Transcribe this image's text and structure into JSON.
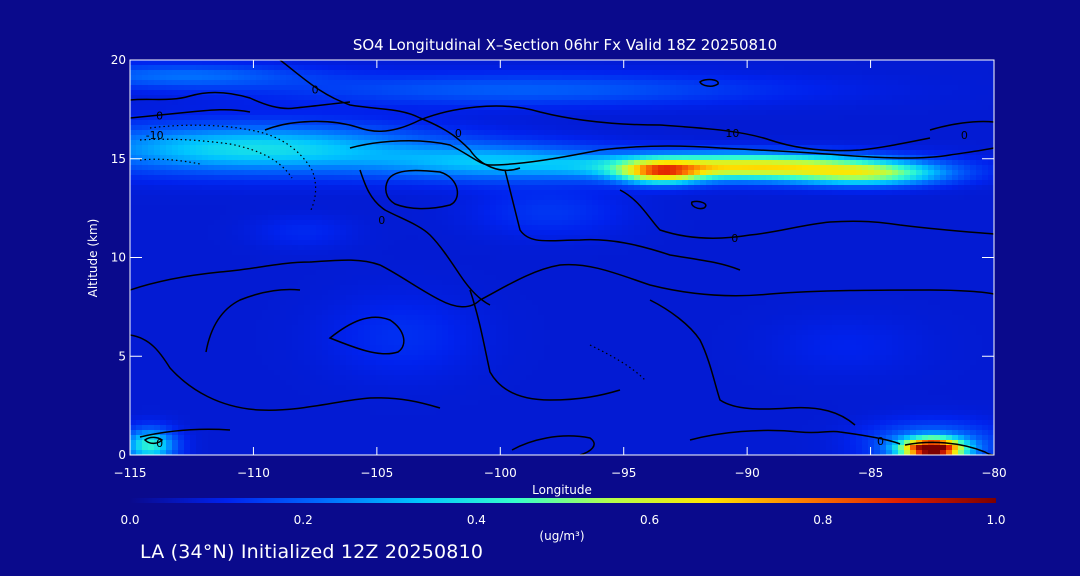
{
  "footer_text": "LA (34°N) Initialized 12Z 20250810",
  "colors": {
    "background": "#0a0a8c",
    "axis": "#ffffff",
    "contour": "#000000",
    "colormap": [
      "#0a0a8c",
      "#0022ee",
      "#006cff",
      "#00c6ff",
      "#35ffcc",
      "#b4ff4b",
      "#ffe600",
      "#ff7d00",
      "#e11e00",
      "#7c0000"
    ]
  },
  "chart_data": {
    "type": "heatmap",
    "title": "SO4 Longitudinal X–Section 06hr  Fx Valid 18Z 20250810",
    "xlabel": "Longitude",
    "ylabel": "Altitude (km)",
    "xlim": [
      -115,
      -80
    ],
    "ylim": [
      0,
      20
    ],
    "xticks": [
      -115,
      -110,
      -105,
      -100,
      -95,
      -90,
      -85,
      -80
    ],
    "xtick_labels": [
      "−115",
      "−110",
      "−105",
      "−100",
      "−95",
      "−90",
      "−85",
      "−80"
    ],
    "yticks": [
      0,
      5,
      10,
      15,
      20
    ],
    "ytick_labels": [
      "0",
      "5",
      "10",
      "15",
      "20"
    ],
    "colorbar": {
      "min": 0.0,
      "max": 1.0,
      "units": "(ug/m³)",
      "ticks": [
        0.0,
        0.2,
        0.4,
        0.6,
        0.8,
        1.0
      ],
      "tick_labels": [
        "0.0",
        "0.2",
        "0.4",
        "0.6",
        "0.8",
        "1.0"
      ]
    },
    "background_level": 0.08,
    "features": [
      {
        "lon": -110,
        "alt": 15.5,
        "slon": 7,
        "salt": 1.2,
        "value": 0.3
      },
      {
        "lon": -100,
        "alt": 14.8,
        "slon": 5,
        "salt": 0.9,
        "value": 0.22
      },
      {
        "lon": -90,
        "alt": 14.6,
        "slon": 5.5,
        "salt": 0.65,
        "value": 0.58
      },
      {
        "lon": -85,
        "alt": 14.2,
        "slon": 3,
        "salt": 0.55,
        "value": 0.35
      },
      {
        "lon": -93.5,
        "alt": 14.3,
        "slon": 1.6,
        "salt": 0.55,
        "value": 0.45
      },
      {
        "lon": -99,
        "alt": 18.5,
        "slon": 10,
        "salt": 0.8,
        "value": 0.12
      },
      {
        "lon": -113,
        "alt": 19.2,
        "slon": 5,
        "salt": 0.6,
        "value": 0.14
      },
      {
        "lon": -98,
        "alt": 12.3,
        "slon": 3,
        "salt": 1.2,
        "value": 0.06
      },
      {
        "lon": -104,
        "alt": 6,
        "slon": 3,
        "salt": 2,
        "value": 0.05
      },
      {
        "lon": -86,
        "alt": 5.5,
        "slon": 3,
        "salt": 1.5,
        "value": 0.03
      },
      {
        "lon": -108,
        "alt": 11.3,
        "slon": 2,
        "salt": 0.8,
        "value": 0.04
      },
      {
        "lon": -82.5,
        "alt": 0.3,
        "slon": 1.2,
        "salt": 0.5,
        "value": 0.9
      },
      {
        "lon": -82.5,
        "alt": 0.6,
        "slon": 2.5,
        "salt": 1.0,
        "value": 0.18
      },
      {
        "lon": -114.2,
        "alt": 0.5,
        "slon": 1.0,
        "salt": 0.8,
        "value": 0.35
      }
    ],
    "contour_labels": [
      {
        "text": "0",
        "lon": -107.5,
        "alt": 18.5
      },
      {
        "text": "0",
        "lon": -113.8,
        "alt": 17.2
      },
      {
        "text": "-10",
        "lon": -114,
        "alt": 16.2
      },
      {
        "text": "0",
        "lon": -101.7,
        "alt": 16.3
      },
      {
        "text": "10",
        "lon": -90.6,
        "alt": 16.3
      },
      {
        "text": "0",
        "lon": -81.2,
        "alt": 16.2
      },
      {
        "text": "0",
        "lon": -104.8,
        "alt": 11.9
      },
      {
        "text": "0",
        "lon": -90.5,
        "alt": 11.0
      },
      {
        "text": "0",
        "lon": -84.6,
        "alt": 0.7
      },
      {
        "text": "0",
        "lon": -113.8,
        "alt": 0.6
      }
    ]
  }
}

== Exercise instructions ==
Return the material exactly as given, apart from the pictures.

== Output of the task ==
Transcribe this image's text and structure into JSON.
{
  "footer_text": "LA (34°N) Initialized 12Z 20250810",
  "colors": {
    "background": "#0a0a8c",
    "axis": "#ffffff",
    "contour": "#000000",
    "colormap": [
      "#0a0a8c",
      "#0022ee",
      "#006cff",
      "#00c6ff",
      "#35ffcc",
      "#b4ff4b",
      "#ffe600",
      "#ff7d00",
      "#e11e00",
      "#7c0000"
    ]
  },
  "chart_data": {
    "type": "heatmap",
    "title": "SO4 Longitudinal X–Section 06hr  Fx Valid 18Z 20250810",
    "xlabel": "Longitude",
    "ylabel": "Altitude (km)",
    "xlim": [
      -115,
      -80
    ],
    "ylim": [
      0,
      20
    ],
    "xticks": [
      -115,
      -110,
      -105,
      -100,
      -95,
      -90,
      -85,
      -80
    ],
    "xtick_labels": [
      "−115",
      "−110",
      "−105",
      "−100",
      "−95",
      "−90",
      "−85",
      "−80"
    ],
    "yticks": [
      0,
      5,
      10,
      15,
      20
    ],
    "ytick_labels": [
      "0",
      "5",
      "10",
      "15",
      "20"
    ],
    "colorbar": {
      "min": 0.0,
      "max": 1.0,
      "units": "(ug/m³)",
      "ticks": [
        0.0,
        0.2,
        0.4,
        0.6,
        0.8,
        1.0
      ],
      "tick_labels": [
        "0.0",
        "0.2",
        "0.4",
        "0.6",
        "0.8",
        "1.0"
      ]
    },
    "background_level": 0.08,
    "features": [
      {
        "lon": -110,
        "alt": 15.5,
        "slon": 7,
        "salt": 1.2,
        "value": 0.3
      },
      {
        "lon": -100,
        "alt": 14.8,
        "slon": 5,
        "salt": 0.9,
        "value": 0.22
      },
      {
        "lon": -90,
        "alt": 14.6,
        "slon": 5.5,
        "salt": 0.65,
        "value": 0.58
      },
      {
        "lon": -85,
        "alt": 14.2,
        "slon": 3,
        "salt": 0.55,
        "value": 0.35
      },
      {
        "lon": -93.5,
        "alt": 14.3,
        "slon": 1.6,
        "salt": 0.55,
        "value": 0.45
      },
      {
        "lon": -99,
        "alt": 18.5,
        "slon": 10,
        "salt": 0.8,
        "value": 0.12
      },
      {
        "lon": -113,
        "alt": 19.2,
        "slon": 5,
        "salt": 0.6,
        "value": 0.14
      },
      {
        "lon": -98,
        "alt": 12.3,
        "slon": 3,
        "salt": 1.2,
        "value": 0.06
      },
      {
        "lon": -104,
        "alt": 6,
        "slon": 3,
        "salt": 2,
        "value": 0.05
      },
      {
        "lon": -86,
        "alt": 5.5,
        "slon": 3,
        "salt": 1.5,
        "value": 0.03
      },
      {
        "lon": -108,
        "alt": 11.3,
        "slon": 2,
        "salt": 0.8,
        "value": 0.04
      },
      {
        "lon": -82.5,
        "alt": 0.3,
        "slon": 1.2,
        "salt": 0.5,
        "value": 0.9
      },
      {
        "lon": -82.5,
        "alt": 0.6,
        "slon": 2.5,
        "salt": 1.0,
        "value": 0.18
      },
      {
        "lon": -114.2,
        "alt": 0.5,
        "slon": 1.0,
        "salt": 0.8,
        "value": 0.35
      }
    ],
    "contour_labels": [
      {
        "text": "0",
        "lon": -107.5,
        "alt": 18.5
      },
      {
        "text": "0",
        "lon": -113.8,
        "alt": 17.2
      },
      {
        "text": "-10",
        "lon": -114,
        "alt": 16.2
      },
      {
        "text": "0",
        "lon": -101.7,
        "alt": 16.3
      },
      {
        "text": "10",
        "lon": -90.6,
        "alt": 16.3
      },
      {
        "text": "0",
        "lon": -81.2,
        "alt": 16.2
      },
      {
        "text": "0",
        "lon": -104.8,
        "alt": 11.9
      },
      {
        "text": "0",
        "lon": -90.5,
        "alt": 11.0
      },
      {
        "text": "0",
        "lon": -84.6,
        "alt": 0.7
      },
      {
        "text": "0",
        "lon": -113.8,
        "alt": 0.6
      }
    ]
  }
}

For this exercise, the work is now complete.